Signed lease for rental house; current tenants won't move out (need answer fast!)

As if life hasn’t been stressful enough with my dad dying two months ago, now we got word that our new house is not being vacated as planned. In the middle of planning a funeral, my wife and I were (and are) in the process of moving from NYC to Florida. We signed a lease to rent a house down there, put down a deposit, booked the moving van, etc.

Now we just received a phone call from the owner, 26 days before the move date, saying the current tenants are not moving out after all because their loan to buy a new house wasn’t approved by the bank.

What’s the deal here? We have a signed lease; doesn’t that take priority? Or do the current tenants have the right to do this?

I doubt very much that they have the legal right to do this. It may be easier, however, to get your money back and find another house. It can take forever to get these things straightened out.

There are several Dopers on the Board who may be able to point you towards appropriate city and county agencies within Florida, like renter’s rights groups.

Depends on the law where you are moving to, but unfortunately in your situation there may be an important distinction between what the tenants have the legal right to do, and what they will be able to do in practical terms because it takes time for the landlord to extricate them.

What efforts is the owner making to get the tenants out?

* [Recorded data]
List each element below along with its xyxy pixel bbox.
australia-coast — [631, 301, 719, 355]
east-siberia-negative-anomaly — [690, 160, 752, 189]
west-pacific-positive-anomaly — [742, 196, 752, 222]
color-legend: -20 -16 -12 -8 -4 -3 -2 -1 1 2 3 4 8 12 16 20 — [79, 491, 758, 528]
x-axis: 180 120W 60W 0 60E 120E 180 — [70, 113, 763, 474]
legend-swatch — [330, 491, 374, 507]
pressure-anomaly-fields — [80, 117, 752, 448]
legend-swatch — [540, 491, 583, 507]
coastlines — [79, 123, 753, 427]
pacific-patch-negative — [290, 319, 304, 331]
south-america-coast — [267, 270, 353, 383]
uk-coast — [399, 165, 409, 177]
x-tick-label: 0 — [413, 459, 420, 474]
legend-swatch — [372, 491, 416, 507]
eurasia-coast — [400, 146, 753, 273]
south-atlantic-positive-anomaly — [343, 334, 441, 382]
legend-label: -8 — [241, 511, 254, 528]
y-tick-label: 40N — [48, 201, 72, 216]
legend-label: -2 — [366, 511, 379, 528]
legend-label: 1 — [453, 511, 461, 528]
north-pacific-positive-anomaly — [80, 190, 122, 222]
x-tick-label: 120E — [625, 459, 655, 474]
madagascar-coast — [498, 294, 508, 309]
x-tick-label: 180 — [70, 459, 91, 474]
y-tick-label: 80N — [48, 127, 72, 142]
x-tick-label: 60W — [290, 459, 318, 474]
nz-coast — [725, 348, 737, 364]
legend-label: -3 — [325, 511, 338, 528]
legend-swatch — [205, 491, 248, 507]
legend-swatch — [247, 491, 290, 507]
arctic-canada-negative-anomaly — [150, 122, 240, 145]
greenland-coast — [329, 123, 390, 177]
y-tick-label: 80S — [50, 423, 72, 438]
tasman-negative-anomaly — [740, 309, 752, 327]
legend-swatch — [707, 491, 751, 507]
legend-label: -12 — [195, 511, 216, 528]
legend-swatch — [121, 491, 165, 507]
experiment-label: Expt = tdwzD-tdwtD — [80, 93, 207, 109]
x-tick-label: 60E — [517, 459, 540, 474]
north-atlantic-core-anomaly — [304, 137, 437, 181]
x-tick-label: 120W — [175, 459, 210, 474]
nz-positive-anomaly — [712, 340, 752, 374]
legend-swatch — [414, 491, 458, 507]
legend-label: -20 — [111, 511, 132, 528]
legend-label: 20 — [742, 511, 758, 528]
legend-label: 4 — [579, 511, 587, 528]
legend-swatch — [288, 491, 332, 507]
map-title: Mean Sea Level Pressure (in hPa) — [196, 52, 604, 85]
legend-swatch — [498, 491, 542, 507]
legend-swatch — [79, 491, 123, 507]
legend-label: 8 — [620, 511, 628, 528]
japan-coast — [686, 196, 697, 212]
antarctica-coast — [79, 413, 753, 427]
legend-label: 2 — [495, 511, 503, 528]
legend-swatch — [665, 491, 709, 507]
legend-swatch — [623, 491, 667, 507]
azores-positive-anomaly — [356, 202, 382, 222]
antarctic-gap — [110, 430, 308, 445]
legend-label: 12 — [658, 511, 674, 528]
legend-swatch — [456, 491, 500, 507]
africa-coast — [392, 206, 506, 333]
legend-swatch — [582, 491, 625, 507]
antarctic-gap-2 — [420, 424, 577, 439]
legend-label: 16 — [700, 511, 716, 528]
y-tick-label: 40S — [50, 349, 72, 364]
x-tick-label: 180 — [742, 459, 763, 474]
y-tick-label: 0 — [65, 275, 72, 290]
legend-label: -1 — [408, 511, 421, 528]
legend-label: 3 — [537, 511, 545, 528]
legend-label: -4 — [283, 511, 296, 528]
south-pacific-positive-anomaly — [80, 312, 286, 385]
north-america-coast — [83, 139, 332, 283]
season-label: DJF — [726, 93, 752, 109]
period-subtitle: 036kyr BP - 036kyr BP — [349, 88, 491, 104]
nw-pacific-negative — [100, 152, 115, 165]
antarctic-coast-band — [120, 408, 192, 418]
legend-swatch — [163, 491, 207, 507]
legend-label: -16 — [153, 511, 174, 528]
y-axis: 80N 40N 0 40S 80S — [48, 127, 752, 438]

* [Problem A] Render the records as a JSON list of strings, one string per line and with blank lines omitted, covering everything from the start of the records through the line holding "x-tick-label: 180 — [70, 459, 91, 474]", inclusive.
* [Problem B] Continue the discussion of the rental house whose current tenants won't move out, picking up right after its last sentence.

* [Task output A]
[
  "List each element below along with its xyxy pixel bbox.",
  "australia-coast — [631, 301, 719, 355]",
  "east-siberia-negative-anomaly — [690, 160, 752, 189]",
  "west-pacific-positive-anomaly — [742, 196, 752, 222]",
  "color-legend: -20 -16 -12 -8 -4 -3 -2 -1 1 2 3 4 8 12 16 20 — [79, 491, 758, 528]",
  "x-axis: 180 120W 60W 0 60E 120E 180 — [70, 113, 763, 474]",
  "legend-swatch — [330, 491, 374, 507]",
  "pressure-anomaly-fields — [80, 117, 752, 448]",
  "legend-swatch — [540, 491, 583, 507]",
  "coastlines — [79, 123, 753, 427]",
  "pacific-patch-negative — [290, 319, 304, 331]",
  "south-america-coast — [267, 270, 353, 383]",
  "uk-coast — [399, 165, 409, 177]",
  "x-tick-label: 0 — [413, 459, 420, 474]",
  "legend-swatch — [372, 491, 416, 507]",
  "eurasia-coast — [400, 146, 753, 273]",
  "south-atlantic-positive-anomaly — [343, 334, 441, 382]",
  "legend-label: -8 — [241, 511, 254, 528]",
  "y-tick-label: 40N — [48, 201, 72, 216]",
  "legend-label: -2 — [366, 511, 379, 528]",
  "legend-label: 1 — [453, 511, 461, 528]",
  "north-pacific-positive-anomaly — [80, 190, 122, 222]",
  "x-tick-label: 120E — [625, 459, 655, 474]",
  "madagascar-coast — [498, 294, 508, 309]",
  "x-tick-label: 180 — [70, 459, 91, 474]"
]

* [Task output B]
That’s the thing, he wants them out! They don’t pay on time, and he was looking forward to having better tenants (in his words) in his house. But their lease isn’t over until June, even though they emailed him with a Feb. 1 move-out date. So he’s afraid to demand they leave, because evictions take a long time and they don’t have to pay rent while it’s in litigation, I guess.

But from my point of view, they emailed so it’s in writing, we signed a lease, boom, it’s over, it’s DONE.

My advise is demand immediate return of your full deposit, any application fee, and a letter voiding your signed lease. Then run far away from this situation. Unfortunately that means finding a new place to rent, but that seems like far less of a hassle than fighting this through.

I see two possibilities: The current tenants refuse to leave, and the landlord is looking at whatever process is required for eviction. That varies from place to place, but could be anything from a few days to months. The scheduled move out date was probably only a few days before your move in date, so the existing tenants may have the right to be there for a few more weeks. As in, the eviction process might not even be able to start until a few days before you plan to move in, and who knows how quick the landlord and courts will be. Not anything you want to be near.

The second possibility is that the landlord is letting the tenants stay, and just reneging on your lease. You could probably fight it, but why bother? If it is the case that the landlord has this much respect for you, why would you want to be their tenants?

The biggest thing I would be worried about at this point isn’t even finding a new place to rent, but getting out of this lease in a timely fashion.

It depends on the wording of the lease. The ones I use don’t have an exit clause for the term of the rental agreement (excepting evictable offenses, and such). So, a tenant can’t just tell me they want out of the lease, and have it take effect. In practice, I’ve had many tenants leave early. In those cases the tenant and I sign an amendment to the lease with a new termination date. I’ve always been very careful to not sign a new lease until the termination amendment has been signed.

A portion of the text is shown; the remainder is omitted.